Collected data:
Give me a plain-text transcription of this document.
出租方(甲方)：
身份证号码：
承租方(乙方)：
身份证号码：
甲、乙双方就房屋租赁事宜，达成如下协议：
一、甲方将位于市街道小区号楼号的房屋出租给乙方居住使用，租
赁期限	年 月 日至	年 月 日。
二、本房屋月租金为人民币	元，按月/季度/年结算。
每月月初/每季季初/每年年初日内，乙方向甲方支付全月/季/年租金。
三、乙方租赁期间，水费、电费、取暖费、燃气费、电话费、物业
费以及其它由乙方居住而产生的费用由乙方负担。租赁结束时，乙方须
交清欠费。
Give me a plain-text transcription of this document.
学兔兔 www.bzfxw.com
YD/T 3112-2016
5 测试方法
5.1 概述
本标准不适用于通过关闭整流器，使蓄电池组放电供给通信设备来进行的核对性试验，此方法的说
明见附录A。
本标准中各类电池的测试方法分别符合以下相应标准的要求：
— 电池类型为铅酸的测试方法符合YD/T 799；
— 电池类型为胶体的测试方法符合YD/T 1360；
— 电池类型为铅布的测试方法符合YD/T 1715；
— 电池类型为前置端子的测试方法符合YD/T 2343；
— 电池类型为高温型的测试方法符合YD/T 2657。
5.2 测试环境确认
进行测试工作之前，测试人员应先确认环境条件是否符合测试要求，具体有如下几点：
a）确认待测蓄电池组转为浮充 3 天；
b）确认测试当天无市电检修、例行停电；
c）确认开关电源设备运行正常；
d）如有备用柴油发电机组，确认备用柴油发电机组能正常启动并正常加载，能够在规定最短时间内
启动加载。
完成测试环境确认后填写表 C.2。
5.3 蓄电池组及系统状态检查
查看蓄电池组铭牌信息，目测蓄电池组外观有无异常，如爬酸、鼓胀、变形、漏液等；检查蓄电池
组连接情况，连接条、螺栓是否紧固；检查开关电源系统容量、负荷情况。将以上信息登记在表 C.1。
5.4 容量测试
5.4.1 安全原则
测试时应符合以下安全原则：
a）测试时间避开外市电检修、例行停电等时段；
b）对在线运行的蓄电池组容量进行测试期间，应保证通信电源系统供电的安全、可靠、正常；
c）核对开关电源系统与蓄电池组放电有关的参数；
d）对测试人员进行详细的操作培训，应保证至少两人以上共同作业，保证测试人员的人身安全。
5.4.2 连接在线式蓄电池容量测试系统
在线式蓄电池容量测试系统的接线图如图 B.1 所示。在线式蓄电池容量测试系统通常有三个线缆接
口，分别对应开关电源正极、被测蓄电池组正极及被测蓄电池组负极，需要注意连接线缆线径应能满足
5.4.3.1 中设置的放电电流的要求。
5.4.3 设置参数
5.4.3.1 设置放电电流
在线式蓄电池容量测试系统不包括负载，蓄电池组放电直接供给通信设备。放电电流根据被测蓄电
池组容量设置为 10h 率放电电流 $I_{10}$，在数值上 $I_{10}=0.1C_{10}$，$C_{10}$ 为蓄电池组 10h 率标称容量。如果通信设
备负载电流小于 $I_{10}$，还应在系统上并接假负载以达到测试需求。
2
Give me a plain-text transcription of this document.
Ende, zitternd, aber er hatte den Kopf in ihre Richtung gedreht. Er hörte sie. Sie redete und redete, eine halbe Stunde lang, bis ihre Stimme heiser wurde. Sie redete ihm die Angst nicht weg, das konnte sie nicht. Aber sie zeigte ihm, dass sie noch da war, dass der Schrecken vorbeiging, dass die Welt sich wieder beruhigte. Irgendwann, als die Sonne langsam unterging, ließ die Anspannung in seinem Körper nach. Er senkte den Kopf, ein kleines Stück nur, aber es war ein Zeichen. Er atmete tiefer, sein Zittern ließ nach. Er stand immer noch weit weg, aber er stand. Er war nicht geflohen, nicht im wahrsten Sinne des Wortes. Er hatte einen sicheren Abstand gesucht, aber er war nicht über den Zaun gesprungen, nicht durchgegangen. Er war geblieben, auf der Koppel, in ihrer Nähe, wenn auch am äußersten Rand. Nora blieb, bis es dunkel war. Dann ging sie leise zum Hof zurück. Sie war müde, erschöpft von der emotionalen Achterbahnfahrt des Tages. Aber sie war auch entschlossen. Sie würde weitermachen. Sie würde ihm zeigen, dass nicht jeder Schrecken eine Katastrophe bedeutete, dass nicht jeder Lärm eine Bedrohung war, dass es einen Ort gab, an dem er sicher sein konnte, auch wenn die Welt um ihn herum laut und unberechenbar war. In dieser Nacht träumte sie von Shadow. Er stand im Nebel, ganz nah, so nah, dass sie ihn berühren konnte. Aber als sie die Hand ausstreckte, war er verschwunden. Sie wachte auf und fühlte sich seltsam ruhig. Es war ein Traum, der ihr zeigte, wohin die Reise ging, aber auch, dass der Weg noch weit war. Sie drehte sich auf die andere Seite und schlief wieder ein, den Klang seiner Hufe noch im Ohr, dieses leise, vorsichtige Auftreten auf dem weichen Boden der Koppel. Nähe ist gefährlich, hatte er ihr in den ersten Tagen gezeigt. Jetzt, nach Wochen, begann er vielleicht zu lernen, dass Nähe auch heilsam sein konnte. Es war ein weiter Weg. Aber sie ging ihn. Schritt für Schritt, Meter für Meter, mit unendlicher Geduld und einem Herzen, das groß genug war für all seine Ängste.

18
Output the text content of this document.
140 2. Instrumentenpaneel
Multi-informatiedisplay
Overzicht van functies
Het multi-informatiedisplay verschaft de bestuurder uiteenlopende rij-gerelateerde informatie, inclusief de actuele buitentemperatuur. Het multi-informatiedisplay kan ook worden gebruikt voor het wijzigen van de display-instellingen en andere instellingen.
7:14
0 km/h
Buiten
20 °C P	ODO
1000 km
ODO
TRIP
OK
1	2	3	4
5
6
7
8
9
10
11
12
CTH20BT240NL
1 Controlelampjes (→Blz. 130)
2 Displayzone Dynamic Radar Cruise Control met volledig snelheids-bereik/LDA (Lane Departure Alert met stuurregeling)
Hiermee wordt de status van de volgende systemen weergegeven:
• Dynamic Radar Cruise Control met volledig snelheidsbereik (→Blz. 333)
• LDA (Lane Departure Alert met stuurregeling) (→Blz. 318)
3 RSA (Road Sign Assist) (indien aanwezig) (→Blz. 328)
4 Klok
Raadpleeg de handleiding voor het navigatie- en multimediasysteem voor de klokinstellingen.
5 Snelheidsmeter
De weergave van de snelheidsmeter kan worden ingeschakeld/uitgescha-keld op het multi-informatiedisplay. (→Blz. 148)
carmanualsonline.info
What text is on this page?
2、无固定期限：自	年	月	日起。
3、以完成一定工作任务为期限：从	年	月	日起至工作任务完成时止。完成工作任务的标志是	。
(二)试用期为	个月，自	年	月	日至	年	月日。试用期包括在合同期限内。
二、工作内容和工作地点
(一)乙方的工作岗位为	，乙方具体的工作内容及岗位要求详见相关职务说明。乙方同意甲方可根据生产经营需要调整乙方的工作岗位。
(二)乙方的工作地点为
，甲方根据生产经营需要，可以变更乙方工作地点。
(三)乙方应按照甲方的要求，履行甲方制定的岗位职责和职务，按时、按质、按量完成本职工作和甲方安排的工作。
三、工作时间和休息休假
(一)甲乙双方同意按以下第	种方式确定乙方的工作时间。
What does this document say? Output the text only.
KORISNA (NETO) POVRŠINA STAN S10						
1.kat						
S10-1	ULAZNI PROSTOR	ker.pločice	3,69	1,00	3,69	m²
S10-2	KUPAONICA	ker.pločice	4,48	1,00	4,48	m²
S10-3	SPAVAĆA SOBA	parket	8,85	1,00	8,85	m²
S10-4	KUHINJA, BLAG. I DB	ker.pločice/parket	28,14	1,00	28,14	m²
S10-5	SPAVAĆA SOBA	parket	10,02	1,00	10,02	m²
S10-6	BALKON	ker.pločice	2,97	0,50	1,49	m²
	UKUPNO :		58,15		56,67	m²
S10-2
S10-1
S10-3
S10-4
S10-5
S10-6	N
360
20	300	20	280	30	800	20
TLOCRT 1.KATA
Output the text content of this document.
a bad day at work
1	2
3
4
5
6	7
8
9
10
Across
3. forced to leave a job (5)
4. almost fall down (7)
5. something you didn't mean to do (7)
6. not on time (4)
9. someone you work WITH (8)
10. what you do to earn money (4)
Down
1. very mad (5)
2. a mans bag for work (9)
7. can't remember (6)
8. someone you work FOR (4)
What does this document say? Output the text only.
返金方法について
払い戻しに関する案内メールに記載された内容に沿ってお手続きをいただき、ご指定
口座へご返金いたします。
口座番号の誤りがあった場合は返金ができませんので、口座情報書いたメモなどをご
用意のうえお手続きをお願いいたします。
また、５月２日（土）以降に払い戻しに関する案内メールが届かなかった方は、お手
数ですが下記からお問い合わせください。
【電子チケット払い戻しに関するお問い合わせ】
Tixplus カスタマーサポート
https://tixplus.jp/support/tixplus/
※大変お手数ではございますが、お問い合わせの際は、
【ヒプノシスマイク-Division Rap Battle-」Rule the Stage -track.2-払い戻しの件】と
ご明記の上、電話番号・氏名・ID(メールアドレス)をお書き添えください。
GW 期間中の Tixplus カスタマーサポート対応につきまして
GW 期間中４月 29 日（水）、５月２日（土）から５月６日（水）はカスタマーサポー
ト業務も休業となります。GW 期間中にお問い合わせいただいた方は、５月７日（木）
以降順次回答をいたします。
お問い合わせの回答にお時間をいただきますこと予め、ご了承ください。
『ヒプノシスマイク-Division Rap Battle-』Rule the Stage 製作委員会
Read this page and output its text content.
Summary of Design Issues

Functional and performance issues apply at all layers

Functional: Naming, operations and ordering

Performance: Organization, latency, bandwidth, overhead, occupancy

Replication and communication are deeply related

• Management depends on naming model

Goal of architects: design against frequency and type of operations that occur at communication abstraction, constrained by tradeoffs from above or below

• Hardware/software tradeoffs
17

◆ Task goal
Search the entries for the string "Functional" and collect each line that has it.

◆ Solution to the exercise
Functional and performance issues apply at all layers
Functional: Naming, operations and ordering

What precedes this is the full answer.